MATERIAL FOR THIS TASK -

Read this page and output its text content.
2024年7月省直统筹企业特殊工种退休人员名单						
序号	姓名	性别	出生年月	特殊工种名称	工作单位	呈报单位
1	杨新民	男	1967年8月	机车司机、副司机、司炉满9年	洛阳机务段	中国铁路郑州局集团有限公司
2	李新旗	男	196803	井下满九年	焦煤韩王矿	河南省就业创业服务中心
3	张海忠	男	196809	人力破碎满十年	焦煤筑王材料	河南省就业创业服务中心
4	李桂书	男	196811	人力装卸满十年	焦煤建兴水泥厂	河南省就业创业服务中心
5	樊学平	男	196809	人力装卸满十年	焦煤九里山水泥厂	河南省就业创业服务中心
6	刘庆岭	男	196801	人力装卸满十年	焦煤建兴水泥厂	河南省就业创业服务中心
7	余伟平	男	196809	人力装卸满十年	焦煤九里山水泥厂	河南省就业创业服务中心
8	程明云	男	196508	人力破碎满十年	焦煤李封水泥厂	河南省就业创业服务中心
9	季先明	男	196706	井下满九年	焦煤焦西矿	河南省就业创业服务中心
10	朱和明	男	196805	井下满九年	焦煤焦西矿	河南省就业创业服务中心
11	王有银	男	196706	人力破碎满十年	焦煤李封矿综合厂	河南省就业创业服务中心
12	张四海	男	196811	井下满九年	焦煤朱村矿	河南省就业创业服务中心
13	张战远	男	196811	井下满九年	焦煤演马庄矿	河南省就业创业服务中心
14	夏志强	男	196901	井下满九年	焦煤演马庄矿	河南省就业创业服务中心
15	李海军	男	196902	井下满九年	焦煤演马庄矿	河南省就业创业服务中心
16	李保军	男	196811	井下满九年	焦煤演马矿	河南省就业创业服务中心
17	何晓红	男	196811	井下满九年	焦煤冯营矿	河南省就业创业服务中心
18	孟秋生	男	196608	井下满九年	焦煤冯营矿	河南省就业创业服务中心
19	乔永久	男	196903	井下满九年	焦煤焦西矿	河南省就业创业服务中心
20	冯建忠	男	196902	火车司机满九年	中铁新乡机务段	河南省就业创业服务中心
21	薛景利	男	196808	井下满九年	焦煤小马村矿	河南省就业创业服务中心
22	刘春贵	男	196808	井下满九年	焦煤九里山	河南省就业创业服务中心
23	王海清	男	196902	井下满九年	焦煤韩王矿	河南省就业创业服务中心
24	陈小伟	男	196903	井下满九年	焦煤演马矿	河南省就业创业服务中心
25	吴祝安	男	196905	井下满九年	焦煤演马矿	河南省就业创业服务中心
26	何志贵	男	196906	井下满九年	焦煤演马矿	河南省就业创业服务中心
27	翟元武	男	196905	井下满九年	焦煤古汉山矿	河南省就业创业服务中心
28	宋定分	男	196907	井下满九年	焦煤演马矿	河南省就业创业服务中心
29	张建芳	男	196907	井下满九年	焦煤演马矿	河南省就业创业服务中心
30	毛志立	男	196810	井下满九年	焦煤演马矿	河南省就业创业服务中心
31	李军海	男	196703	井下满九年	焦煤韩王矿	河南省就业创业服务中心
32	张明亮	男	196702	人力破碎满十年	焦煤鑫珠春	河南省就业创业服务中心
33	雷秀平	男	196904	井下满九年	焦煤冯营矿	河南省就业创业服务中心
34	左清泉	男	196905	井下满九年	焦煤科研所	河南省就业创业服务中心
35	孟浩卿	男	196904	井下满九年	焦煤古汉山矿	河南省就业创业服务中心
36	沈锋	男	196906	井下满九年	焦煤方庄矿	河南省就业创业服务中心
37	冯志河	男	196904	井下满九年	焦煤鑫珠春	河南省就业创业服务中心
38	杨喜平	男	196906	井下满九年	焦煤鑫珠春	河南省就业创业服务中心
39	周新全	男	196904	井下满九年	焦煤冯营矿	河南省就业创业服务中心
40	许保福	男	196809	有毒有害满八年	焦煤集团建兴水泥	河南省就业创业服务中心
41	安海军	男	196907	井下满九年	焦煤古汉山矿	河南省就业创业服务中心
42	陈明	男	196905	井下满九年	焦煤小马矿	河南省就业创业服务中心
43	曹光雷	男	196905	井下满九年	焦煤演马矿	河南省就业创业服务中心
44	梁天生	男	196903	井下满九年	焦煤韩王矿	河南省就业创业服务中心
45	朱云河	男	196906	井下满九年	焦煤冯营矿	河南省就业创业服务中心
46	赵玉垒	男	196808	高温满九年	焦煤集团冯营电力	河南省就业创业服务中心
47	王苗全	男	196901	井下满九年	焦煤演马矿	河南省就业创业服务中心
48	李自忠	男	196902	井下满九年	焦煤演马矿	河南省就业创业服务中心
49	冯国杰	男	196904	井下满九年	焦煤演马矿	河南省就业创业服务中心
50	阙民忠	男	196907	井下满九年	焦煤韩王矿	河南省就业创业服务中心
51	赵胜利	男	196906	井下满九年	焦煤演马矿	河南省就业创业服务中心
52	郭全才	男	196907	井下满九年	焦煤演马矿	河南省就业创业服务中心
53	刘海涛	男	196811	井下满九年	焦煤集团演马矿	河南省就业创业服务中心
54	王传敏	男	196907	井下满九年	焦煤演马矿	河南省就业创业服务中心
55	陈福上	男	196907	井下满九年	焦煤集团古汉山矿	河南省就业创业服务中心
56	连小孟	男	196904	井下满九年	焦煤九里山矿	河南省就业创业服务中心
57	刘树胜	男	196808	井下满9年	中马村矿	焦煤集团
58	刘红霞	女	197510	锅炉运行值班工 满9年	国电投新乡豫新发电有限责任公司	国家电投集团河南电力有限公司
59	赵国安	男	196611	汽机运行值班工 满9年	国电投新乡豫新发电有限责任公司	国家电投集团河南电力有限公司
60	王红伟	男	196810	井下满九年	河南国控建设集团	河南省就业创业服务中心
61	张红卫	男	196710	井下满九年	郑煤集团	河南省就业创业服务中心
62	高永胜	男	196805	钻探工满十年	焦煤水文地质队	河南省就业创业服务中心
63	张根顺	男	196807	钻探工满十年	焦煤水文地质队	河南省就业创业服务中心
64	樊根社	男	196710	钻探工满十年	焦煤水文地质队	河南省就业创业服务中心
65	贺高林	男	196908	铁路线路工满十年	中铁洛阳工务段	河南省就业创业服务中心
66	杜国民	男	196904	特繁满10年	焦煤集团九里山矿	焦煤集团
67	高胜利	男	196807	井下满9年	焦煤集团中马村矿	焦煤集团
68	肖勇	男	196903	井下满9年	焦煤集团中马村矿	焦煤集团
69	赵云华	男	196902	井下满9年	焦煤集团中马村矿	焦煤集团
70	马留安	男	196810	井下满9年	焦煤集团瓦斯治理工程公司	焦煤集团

WHAT THE TASK ASKS - Find the lines holding "焦煤演马庄矿" and list every one.

SOLUTION FOR THIS EXERCISE -
13	张战远	男	196811	井下满九年	焦煤演马庄矿	河南省就业创业服务中心
14	夏志强	男	196901	井下满九年	焦煤演马庄矿	河南省就业创业服务中心
15	李海军	男	196902	井下满九年	焦煤演马庄矿	河南省就业创业服务中心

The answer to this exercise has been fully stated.